Your goal |
Everything in the data should be repeated exactly, save for the images.
-- -- --
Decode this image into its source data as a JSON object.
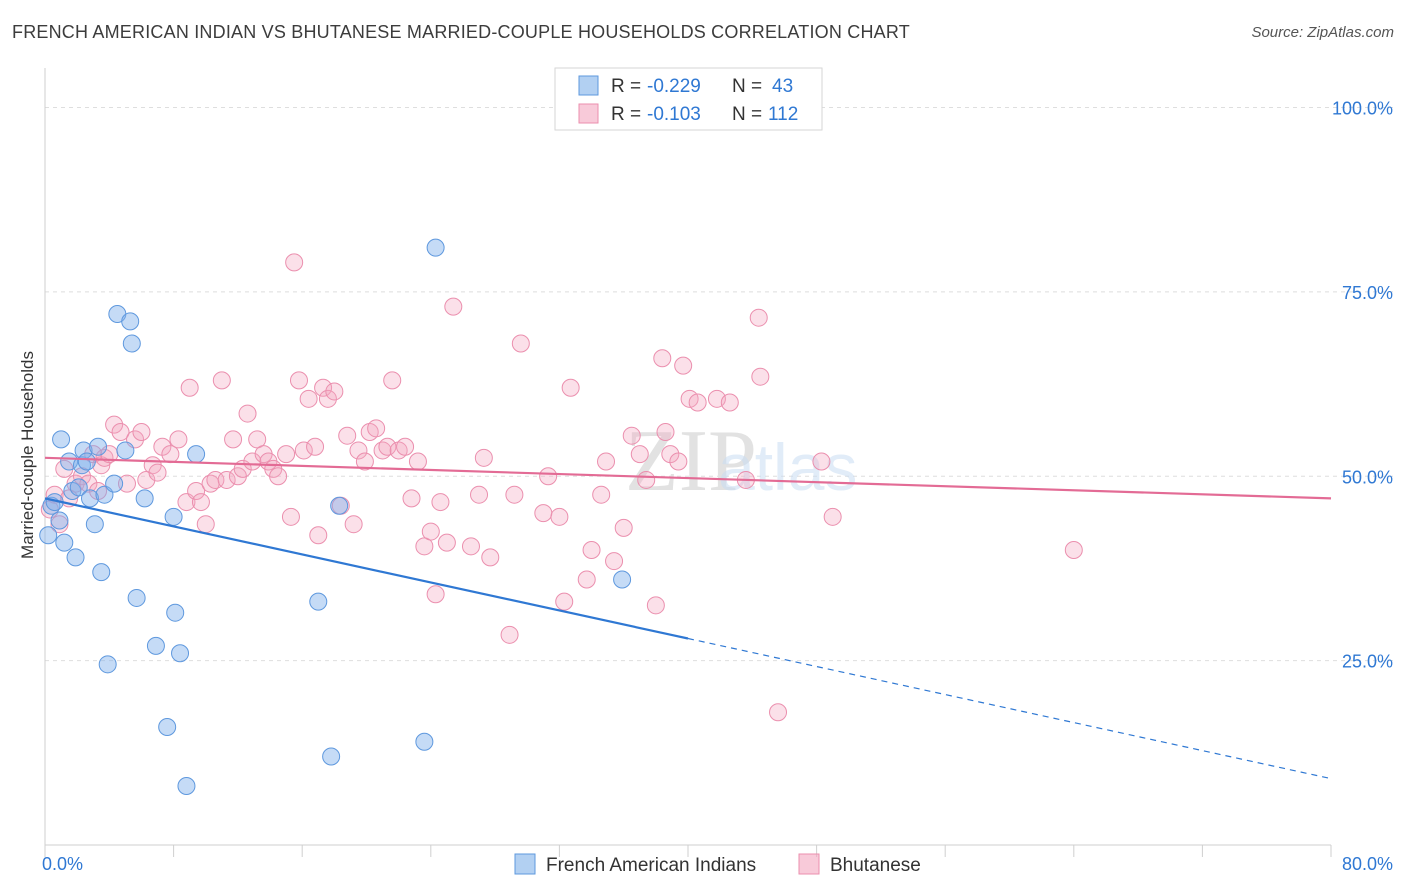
{
  "title": "FRENCH AMERICAN INDIAN VS BHUTANESE MARRIED-COUPLE HOUSEHOLDS CORRELATION CHART",
  "source": "Source: ZipAtlas.com",
  "watermark": {
    "zip": "ZIP",
    "atlas": "atlas"
  },
  "chart_data": {
    "type": "scatter",
    "title": "FRENCH AMERICAN INDIAN VS BHUTANESE MARRIED-COUPLE HOUSEHOLDS CORRELATION CHART",
    "xlabel": "",
    "ylabel": "Married-couple Households",
    "xlim": [
      0,
      80
    ],
    "ylim": [
      0,
      104
    ],
    "x_tick_labels": [
      "0.0%",
      "80.0%"
    ],
    "y_ticks": [
      25,
      50,
      75,
      100
    ],
    "y_tick_labels": [
      "25.0%",
      "50.0%",
      "75.0%",
      "100.0%"
    ],
    "grid": true,
    "legend_placement": "top-center",
    "legend_r_label": "R =",
    "legend_n_label": "N =",
    "series": [
      {
        "name": "French American Indians",
        "color": "#7fb0ea",
        "line_color": "#2f78d3",
        "R": "-0.229",
        "N": "43",
        "trend": {
          "x0": 0,
          "y0": 47.0,
          "x1": 40,
          "y1": 28.0,
          "dashed_to_x": 80,
          "dashed_to_y": 9.0
        },
        "points": [
          [
            0.2,
            42
          ],
          [
            0.4,
            46
          ],
          [
            0.6,
            46.5
          ],
          [
            0.9,
            44
          ],
          [
            1.0,
            55
          ],
          [
            1.2,
            41
          ],
          [
            1.5,
            52
          ],
          [
            1.7,
            48
          ],
          [
            1.9,
            39
          ],
          [
            2.1,
            48.5
          ],
          [
            2.3,
            51.5
          ],
          [
            2.4,
            53.5
          ],
          [
            2.6,
            52
          ],
          [
            2.8,
            47
          ],
          [
            3.1,
            43.5
          ],
          [
            3.3,
            54
          ],
          [
            3.5,
            37
          ],
          [
            3.7,
            47.5
          ],
          [
            3.9,
            24.5
          ],
          [
            4.3,
            49
          ],
          [
            4.5,
            72
          ],
          [
            5.0,
            53.5
          ],
          [
            5.3,
            71
          ],
          [
            5.4,
            68
          ],
          [
            5.7,
            33.5
          ],
          [
            6.2,
            47
          ],
          [
            6.9,
            27
          ],
          [
            7.6,
            16
          ],
          [
            8.0,
            44.5
          ],
          [
            8.1,
            31.5
          ],
          [
            8.4,
            26
          ],
          [
            8.8,
            8
          ],
          [
            9.4,
            53
          ],
          [
            17.0,
            33
          ],
          [
            17.8,
            12
          ],
          [
            18.3,
            46
          ],
          [
            23.6,
            14
          ],
          [
            24.3,
            81
          ],
          [
            35.9,
            36
          ]
        ]
      },
      {
        "name": "Bhutanese",
        "color": "#f3a7c0",
        "line_color": "#e36b95",
        "R": "-0.103",
        "N": "112",
        "trend": {
          "x0": 0,
          "y0": 52.5,
          "x1": 80,
          "y1": 47.0
        },
        "points": [
          [
            0.3,
            45.5
          ],
          [
            0.6,
            47.5
          ],
          [
            0.9,
            43.5
          ],
          [
            1.2,
            51
          ],
          [
            1.5,
            47
          ],
          [
            1.9,
            49
          ],
          [
            2.3,
            50
          ],
          [
            2.7,
            49
          ],
          [
            3.0,
            53
          ],
          [
            3.3,
            48
          ],
          [
            3.5,
            51.5
          ],
          [
            3.7,
            52.5
          ],
          [
            4.0,
            53
          ],
          [
            4.3,
            57
          ],
          [
            4.7,
            56
          ],
          [
            5.1,
            49
          ],
          [
            5.6,
            55
          ],
          [
            6.0,
            56
          ],
          [
            6.3,
            49.5
          ],
          [
            6.7,
            51.5
          ],
          [
            7.0,
            50.5
          ],
          [
            7.3,
            54
          ],
          [
            7.8,
            53
          ],
          [
            8.3,
            55
          ],
          [
            8.8,
            46.5
          ],
          [
            9.0,
            62
          ],
          [
            9.4,
            48
          ],
          [
            9.7,
            46.5
          ],
          [
            10.0,
            43.5
          ],
          [
            10.3,
            49
          ],
          [
            10.6,
            49.5
          ],
          [
            11.0,
            63
          ],
          [
            11.3,
            49.5
          ],
          [
            11.7,
            55
          ],
          [
            12.0,
            50
          ],
          [
            12.3,
            51
          ],
          [
            12.6,
            58.5
          ],
          [
            12.9,
            52
          ],
          [
            13.2,
            55
          ],
          [
            13.6,
            53
          ],
          [
            13.9,
            52
          ],
          [
            14.2,
            51
          ],
          [
            14.5,
            50
          ],
          [
            15.0,
            53
          ],
          [
            15.3,
            44.5
          ],
          [
            15.5,
            79
          ],
          [
            15.8,
            63
          ],
          [
            16.1,
            53.5
          ],
          [
            16.4,
            60.5
          ],
          [
            16.8,
            54
          ],
          [
            17.0,
            42
          ],
          [
            17.3,
            62
          ],
          [
            17.6,
            60.5
          ],
          [
            18.0,
            61.5
          ],
          [
            18.4,
            46
          ],
          [
            18.8,
            55.5
          ],
          [
            19.2,
            43.5
          ],
          [
            19.5,
            53.5
          ],
          [
            19.9,
            52
          ],
          [
            20.2,
            56
          ],
          [
            20.6,
            56.5
          ],
          [
            21.0,
            53.5
          ],
          [
            21.3,
            54
          ],
          [
            21.6,
            63
          ],
          [
            22.0,
            53.5
          ],
          [
            22.4,
            54
          ],
          [
            22.8,
            47
          ],
          [
            23.2,
            52
          ],
          [
            23.6,
            40.5
          ],
          [
            24.0,
            42.5
          ],
          [
            24.3,
            34
          ],
          [
            24.6,
            46.5
          ],
          [
            25.0,
            41
          ],
          [
            25.4,
            73
          ],
          [
            26.5,
            40.5
          ],
          [
            27.0,
            47.5
          ],
          [
            27.3,
            52.5
          ],
          [
            27.7,
            39
          ],
          [
            28.9,
            28.5
          ],
          [
            29.2,
            47.5
          ],
          [
            29.6,
            68
          ],
          [
            31.0,
            45
          ],
          [
            31.3,
            50
          ],
          [
            32.0,
            44.5
          ],
          [
            32.3,
            33
          ],
          [
            32.7,
            62
          ],
          [
            33.7,
            36
          ],
          [
            34.0,
            40
          ],
          [
            34.6,
            47.5
          ],
          [
            34.9,
            52
          ],
          [
            35.4,
            38.5
          ],
          [
            36.0,
            43
          ],
          [
            36.5,
            55.5
          ],
          [
            37.0,
            53
          ],
          [
            37.4,
            49.5
          ],
          [
            38.0,
            32.5
          ],
          [
            38.4,
            66
          ],
          [
            38.6,
            56
          ],
          [
            38.9,
            53
          ],
          [
            39.4,
            52
          ],
          [
            39.7,
            65
          ],
          [
            40.1,
            60.5
          ],
          [
            40.6,
            60
          ],
          [
            41.8,
            60.5
          ],
          [
            42.6,
            60
          ],
          [
            43.6,
            49.5
          ],
          [
            44.4,
            71.5
          ],
          [
            44.5,
            63.5
          ],
          [
            45.6,
            18
          ],
          [
            48.3,
            52
          ],
          [
            49.0,
            44.5
          ],
          [
            64.0,
            40
          ]
        ]
      }
    ]
  }
}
-- -- --
Written reply |
Decode this image into its source data as a JSON object.
{
  "title": "FRENCH AMERICAN INDIAN VS BHUTANESE MARRIED-COUPLE HOUSEHOLDS CORRELATION CHART",
  "source": "Source: ZipAtlas.com",
  "watermark": {
    "zip": "ZIP",
    "atlas": "atlas"
  },
  "chart_data": {
    "type": "scatter",
    "title": "FRENCH AMERICAN INDIAN VS BHUTANESE MARRIED-COUPLE HOUSEHOLDS CORRELATION CHART",
    "xlabel": "",
    "ylabel": "Married-couple Households",
    "xlim": [
      0,
      80
    ],
    "ylim": [
      0,
      104
    ],
    "x_tick_labels": [
      "0.0%",
      "80.0%"
    ],
    "y_ticks": [
      25,
      50,
      75,
      100
    ],
    "y_tick_labels": [
      "25.0%",
      "50.0%",
      "75.0%",
      "100.0%"
    ],
    "grid": true,
    "legend_placement": "top-center",
    "legend_r_label": "R =",
    "legend_n_label": "N =",
    "series": [
      {
        "name": "French American Indians",
        "color": "#7fb0ea",
        "line_color": "#2f78d3",
        "R": "-0.229",
        "N": "43",
        "trend": {
          "x0": 0,
          "y0": 47.0,
          "x1": 40,
          "y1": 28.0,
          "dashed_to_x": 80,
          "dashed_to_y": 9.0
        },
        "points": [
          [
            0.2,
            42
          ],
          [
            0.4,
            46
          ],
          [
            0.6,
            46.5
          ],
          [
            0.9,
            44
          ],
          [
            1.0,
            55
          ],
          [
            1.2,
            41
          ],
          [
            1.5,
            52
          ],
          [
            1.7,
            48
          ],
          [
            1.9,
            39
          ],
          [
            2.1,
            48.5
          ],
          [
            2.3,
            51.5
          ],
          [
            2.4,
            53.5
          ],
          [
            2.6,
            52
          ],
          [
            2.8,
            47
          ],
          [
            3.1,
            43.5
          ],
          [
            3.3,
            54
          ],
          [
            3.5,
            37
          ],
          [
            3.7,
            47.5
          ],
          [
            3.9,
            24.5
          ],
          [
            4.3,
            49
          ],
          [
            4.5,
            72
          ],
          [
            5.0,
            53.5
          ],
          [
            5.3,
            71
          ],
          [
            5.4,
            68
          ],
          [
            5.7,
            33.5
          ],
          [
            6.2,
            47
          ],
          [
            6.9,
            27
          ],
          [
            7.6,
            16
          ],
          [
            8.0,
            44.5
          ],
          [
            8.1,
            31.5
          ],
          [
            8.4,
            26
          ],
          [
            8.8,
            8
          ],
          [
            9.4,
            53
          ],
          [
            17.0,
            33
          ],
          [
            17.8,
            12
          ],
          [
            18.3,
            46
          ],
          [
            23.6,
            14
          ],
          [
            24.3,
            81
          ],
          [
            35.9,
            36
          ]
        ]
      },
      {
        "name": "Bhutanese",
        "color": "#f3a7c0",
        "line_color": "#e36b95",
        "R": "-0.103",
        "N": "112",
        "trend": {
          "x0": 0,
          "y0": 52.5,
          "x1": 80,
          "y1": 47.0
        },
        "points": [
          [
            0.3,
            45.5
          ],
          [
            0.6,
            47.5
          ],
          [
            0.9,
            43.5
          ],
          [
            1.2,
            51
          ],
          [
            1.5,
            47
          ],
          [
            1.9,
            49
          ],
          [
            2.3,
            50
          ],
          [
            2.7,
            49
          ],
          [
            3.0,
            53
          ],
          [
            3.3,
            48
          ],
          [
            3.5,
            51.5
          ],
          [
            3.7,
            52.5
          ],
          [
            4.0,
            53
          ],
          [
            4.3,
            57
          ],
          [
            4.7,
            56
          ],
          [
            5.1,
            49
          ],
          [
            5.6,
            55
          ],
          [
            6.0,
            56
          ],
          [
            6.3,
            49.5
          ],
          [
            6.7,
            51.5
          ],
          [
            7.0,
            50.5
          ],
          [
            7.3,
            54
          ],
          [
            7.8,
            53
          ],
          [
            8.3,
            55
          ],
          [
            8.8,
            46.5
          ],
          [
            9.0,
            62
          ],
          [
            9.4,
            48
          ],
          [
            9.7,
            46.5
          ],
          [
            10.0,
            43.5
          ],
          [
            10.3,
            49
          ],
          [
            10.6,
            49.5
          ],
          [
            11.0,
            63
          ],
          [
            11.3,
            49.5
          ],
          [
            11.7,
            55
          ],
          [
            12.0,
            50
          ],
          [
            12.3,
            51
          ],
          [
            12.6,
            58.5
          ],
          [
            12.9,
            52
          ],
          [
            13.2,
            55
          ],
          [
            13.6,
            53
          ],
          [
            13.9,
            52
          ],
          [
            14.2,
            51
          ],
          [
            14.5,
            50
          ],
          [
            15.0,
            53
          ],
          [
            15.3,
            44.5
          ],
          [
            15.5,
            79
          ],
          [
            15.8,
            63
          ],
          [
            16.1,
            53.5
          ],
          [
            16.4,
            60.5
          ],
          [
            16.8,
            54
          ],
          [
            17.0,
            42
          ],
          [
            17.3,
            62
          ],
          [
            17.6,
            60.5
          ],
          [
            18.0,
            61.5
          ],
          [
            18.4,
            46
          ],
          [
            18.8,
            55.5
          ],
          [
            19.2,
            43.5
          ],
          [
            19.5,
            53.5
          ],
          [
            19.9,
            52
          ],
          [
            20.2,
            56
          ],
          [
            20.6,
            56.5
          ],
          [
            21.0,
            53.5
          ],
          [
            21.3,
            54
          ],
          [
            21.6,
            63
          ],
          [
            22.0,
            53.5
          ],
          [
            22.4,
            54
          ],
          [
            22.8,
            47
          ],
          [
            23.2,
            52
          ],
          [
            23.6,
            40.5
          ],
          [
            24.0,
            42.5
          ],
          [
            24.3,
            34
          ],
          [
            24.6,
            46.5
          ],
          [
            25.0,
            41
          ],
          [
            25.4,
            73
          ],
          [
            26.5,
            40.5
          ],
          [
            27.0,
            47.5
          ],
          [
            27.3,
            52.5
          ],
          [
            27.7,
            39
          ],
          [
            28.9,
            28.5
          ],
          [
            29.2,
            47.5
          ],
          [
            29.6,
            68
          ],
          [
            31.0,
            45
          ],
          [
            31.3,
            50
          ],
          [
            32.0,
            44.5
          ],
          [
            32.3,
            33
          ],
          [
            32.7,
            62
          ],
          [
            33.7,
            36
          ],
          [
            34.0,
            40
          ],
          [
            34.6,
            47.5
          ],
          [
            34.9,
            52
          ],
          [
            35.4,
            38.5
          ],
          [
            36.0,
            43
          ],
          [
            36.5,
            55.5
          ],
          [
            37.0,
            53
          ],
          [
            37.4,
            49.5
          ],
          [
            38.0,
            32.5
          ],
          [
            38.4,
            66
          ],
          [
            38.6,
            56
          ],
          [
            38.9,
            53
          ],
          [
            39.4,
            52
          ],
          [
            39.7,
            65
          ],
          [
            40.1,
            60.5
          ],
          [
            40.6,
            60
          ],
          [
            41.8,
            60.5
          ],
          [
            42.6,
            60
          ],
          [
            43.6,
            49.5
          ],
          [
            44.4,
            71.5
          ],
          [
            44.5,
            63.5
          ],
          [
            45.6,
            18
          ],
          [
            48.3,
            52
          ],
          [
            49.0,
            44.5
          ],
          [
            64.0,
            40
          ]
        ]
      }
    ]
  }
}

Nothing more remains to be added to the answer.